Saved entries
------------------------------

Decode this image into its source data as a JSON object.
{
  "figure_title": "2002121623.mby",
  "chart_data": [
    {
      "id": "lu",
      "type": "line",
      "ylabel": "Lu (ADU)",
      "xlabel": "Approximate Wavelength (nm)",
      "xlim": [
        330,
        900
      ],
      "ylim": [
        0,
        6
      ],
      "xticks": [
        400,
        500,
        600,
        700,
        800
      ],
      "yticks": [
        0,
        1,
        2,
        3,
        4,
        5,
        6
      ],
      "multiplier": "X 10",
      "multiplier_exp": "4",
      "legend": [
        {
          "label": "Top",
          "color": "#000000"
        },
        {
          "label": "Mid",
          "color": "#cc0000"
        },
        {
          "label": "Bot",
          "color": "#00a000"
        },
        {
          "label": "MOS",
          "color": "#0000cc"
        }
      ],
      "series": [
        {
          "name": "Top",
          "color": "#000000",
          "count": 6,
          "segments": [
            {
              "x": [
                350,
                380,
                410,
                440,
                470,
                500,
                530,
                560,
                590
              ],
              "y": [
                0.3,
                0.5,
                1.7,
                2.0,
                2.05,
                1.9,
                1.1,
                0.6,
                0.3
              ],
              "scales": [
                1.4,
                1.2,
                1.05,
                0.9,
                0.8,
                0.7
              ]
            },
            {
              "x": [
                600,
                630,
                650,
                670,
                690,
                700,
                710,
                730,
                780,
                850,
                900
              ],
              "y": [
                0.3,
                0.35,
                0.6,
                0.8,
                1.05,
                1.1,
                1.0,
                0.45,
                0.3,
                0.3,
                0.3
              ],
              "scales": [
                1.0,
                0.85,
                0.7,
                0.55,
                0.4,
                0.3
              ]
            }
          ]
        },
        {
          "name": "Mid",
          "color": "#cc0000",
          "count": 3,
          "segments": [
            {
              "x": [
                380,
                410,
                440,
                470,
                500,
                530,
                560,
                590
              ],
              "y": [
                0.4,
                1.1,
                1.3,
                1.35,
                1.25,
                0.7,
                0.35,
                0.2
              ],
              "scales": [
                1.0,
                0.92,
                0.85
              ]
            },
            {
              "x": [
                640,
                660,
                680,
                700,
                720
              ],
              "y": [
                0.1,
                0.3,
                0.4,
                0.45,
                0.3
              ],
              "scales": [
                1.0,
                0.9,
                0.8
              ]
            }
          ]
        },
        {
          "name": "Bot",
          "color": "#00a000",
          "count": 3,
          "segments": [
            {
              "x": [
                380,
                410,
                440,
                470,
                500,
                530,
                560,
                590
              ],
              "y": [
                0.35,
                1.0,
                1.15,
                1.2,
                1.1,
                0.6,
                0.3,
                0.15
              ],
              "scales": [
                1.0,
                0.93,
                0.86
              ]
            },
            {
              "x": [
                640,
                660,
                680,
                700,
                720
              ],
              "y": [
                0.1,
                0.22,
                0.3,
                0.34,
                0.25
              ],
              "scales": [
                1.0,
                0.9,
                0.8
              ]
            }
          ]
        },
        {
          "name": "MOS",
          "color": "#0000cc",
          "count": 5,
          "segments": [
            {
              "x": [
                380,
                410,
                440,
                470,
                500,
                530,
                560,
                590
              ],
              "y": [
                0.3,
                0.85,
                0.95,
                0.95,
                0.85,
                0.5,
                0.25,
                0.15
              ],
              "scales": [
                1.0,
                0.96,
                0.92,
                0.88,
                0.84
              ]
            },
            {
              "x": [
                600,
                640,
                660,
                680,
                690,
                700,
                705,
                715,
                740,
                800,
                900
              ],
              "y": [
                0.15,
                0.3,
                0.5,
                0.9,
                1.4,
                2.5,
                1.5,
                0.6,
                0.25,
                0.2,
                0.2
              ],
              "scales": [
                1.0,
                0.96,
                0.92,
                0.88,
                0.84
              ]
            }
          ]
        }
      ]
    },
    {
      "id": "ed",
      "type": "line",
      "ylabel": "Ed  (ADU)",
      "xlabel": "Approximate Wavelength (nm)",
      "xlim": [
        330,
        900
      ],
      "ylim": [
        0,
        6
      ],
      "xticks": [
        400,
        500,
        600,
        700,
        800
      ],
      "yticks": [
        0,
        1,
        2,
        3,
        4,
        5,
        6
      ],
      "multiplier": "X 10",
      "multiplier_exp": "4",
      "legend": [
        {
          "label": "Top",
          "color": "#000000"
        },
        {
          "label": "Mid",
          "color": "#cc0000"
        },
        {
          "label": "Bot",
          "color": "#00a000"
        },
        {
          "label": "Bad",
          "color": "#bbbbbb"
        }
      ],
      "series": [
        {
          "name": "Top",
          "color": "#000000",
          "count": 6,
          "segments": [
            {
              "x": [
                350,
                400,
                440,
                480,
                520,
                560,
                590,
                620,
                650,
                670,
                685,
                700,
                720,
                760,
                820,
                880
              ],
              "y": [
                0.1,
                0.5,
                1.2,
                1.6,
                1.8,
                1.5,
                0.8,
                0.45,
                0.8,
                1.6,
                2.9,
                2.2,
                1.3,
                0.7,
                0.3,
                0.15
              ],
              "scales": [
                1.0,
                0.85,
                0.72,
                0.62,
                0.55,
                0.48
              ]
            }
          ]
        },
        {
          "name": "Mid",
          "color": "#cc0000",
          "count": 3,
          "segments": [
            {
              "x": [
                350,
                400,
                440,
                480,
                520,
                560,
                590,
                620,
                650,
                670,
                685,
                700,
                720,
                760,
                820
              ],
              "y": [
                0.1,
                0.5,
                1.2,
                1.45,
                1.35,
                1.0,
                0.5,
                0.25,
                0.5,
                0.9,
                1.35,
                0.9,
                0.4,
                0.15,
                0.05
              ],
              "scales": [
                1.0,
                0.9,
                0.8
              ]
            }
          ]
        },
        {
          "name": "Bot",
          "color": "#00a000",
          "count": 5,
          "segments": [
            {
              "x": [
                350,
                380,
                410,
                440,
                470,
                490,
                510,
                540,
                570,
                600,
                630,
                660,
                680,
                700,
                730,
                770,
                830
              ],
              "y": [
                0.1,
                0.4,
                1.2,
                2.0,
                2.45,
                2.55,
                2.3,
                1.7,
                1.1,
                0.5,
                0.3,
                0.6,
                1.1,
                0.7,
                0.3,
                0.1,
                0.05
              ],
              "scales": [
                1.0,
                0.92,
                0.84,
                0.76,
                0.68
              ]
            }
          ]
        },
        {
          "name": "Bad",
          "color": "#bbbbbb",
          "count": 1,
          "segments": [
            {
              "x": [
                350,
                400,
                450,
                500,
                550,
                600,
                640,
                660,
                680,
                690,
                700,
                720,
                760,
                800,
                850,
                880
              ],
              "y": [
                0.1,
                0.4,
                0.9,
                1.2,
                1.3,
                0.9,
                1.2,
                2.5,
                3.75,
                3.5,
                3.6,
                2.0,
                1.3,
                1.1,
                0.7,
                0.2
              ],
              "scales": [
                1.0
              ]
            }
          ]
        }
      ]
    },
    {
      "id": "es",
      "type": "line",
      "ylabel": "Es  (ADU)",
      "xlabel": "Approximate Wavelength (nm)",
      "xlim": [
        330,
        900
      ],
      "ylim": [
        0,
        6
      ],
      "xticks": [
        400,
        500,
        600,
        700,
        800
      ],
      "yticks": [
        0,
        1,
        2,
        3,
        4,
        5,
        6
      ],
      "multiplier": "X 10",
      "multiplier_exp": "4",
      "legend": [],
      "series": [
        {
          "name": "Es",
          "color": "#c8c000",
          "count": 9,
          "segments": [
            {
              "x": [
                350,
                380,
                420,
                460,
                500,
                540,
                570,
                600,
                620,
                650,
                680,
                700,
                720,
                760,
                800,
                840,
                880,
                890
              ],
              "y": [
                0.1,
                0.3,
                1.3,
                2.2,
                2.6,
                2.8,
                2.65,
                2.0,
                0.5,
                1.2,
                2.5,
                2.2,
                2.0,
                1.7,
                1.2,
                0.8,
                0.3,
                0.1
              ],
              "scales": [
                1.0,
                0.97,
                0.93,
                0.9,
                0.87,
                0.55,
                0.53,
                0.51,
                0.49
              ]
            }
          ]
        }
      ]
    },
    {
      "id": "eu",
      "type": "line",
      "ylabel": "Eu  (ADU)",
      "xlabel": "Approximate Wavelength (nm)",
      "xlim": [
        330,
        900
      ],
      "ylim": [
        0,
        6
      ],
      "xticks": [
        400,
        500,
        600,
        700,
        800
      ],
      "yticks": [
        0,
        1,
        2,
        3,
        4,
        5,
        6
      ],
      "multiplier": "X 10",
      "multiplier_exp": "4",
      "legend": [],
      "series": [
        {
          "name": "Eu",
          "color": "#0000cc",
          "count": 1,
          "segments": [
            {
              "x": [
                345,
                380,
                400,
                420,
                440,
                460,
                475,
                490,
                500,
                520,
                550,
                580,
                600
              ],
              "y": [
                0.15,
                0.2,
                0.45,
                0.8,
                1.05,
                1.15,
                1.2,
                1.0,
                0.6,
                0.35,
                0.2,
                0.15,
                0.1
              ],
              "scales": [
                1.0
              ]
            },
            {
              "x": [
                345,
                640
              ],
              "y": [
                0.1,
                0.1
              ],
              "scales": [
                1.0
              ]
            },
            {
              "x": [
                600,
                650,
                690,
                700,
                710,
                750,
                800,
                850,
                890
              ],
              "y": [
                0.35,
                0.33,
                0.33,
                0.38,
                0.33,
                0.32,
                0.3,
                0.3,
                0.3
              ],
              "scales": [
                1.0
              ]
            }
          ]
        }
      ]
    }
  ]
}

------------------------------

Problem to work on: Show every line of the listing in which the string "ylabel" can be found.

Task response:
      "ylabel": "Lu (ADU)",
      "ylabel": "Ed  (ADU)",
      "ylabel": "Es  (ADU)",
      "ylabel": "Eu  (ADU)",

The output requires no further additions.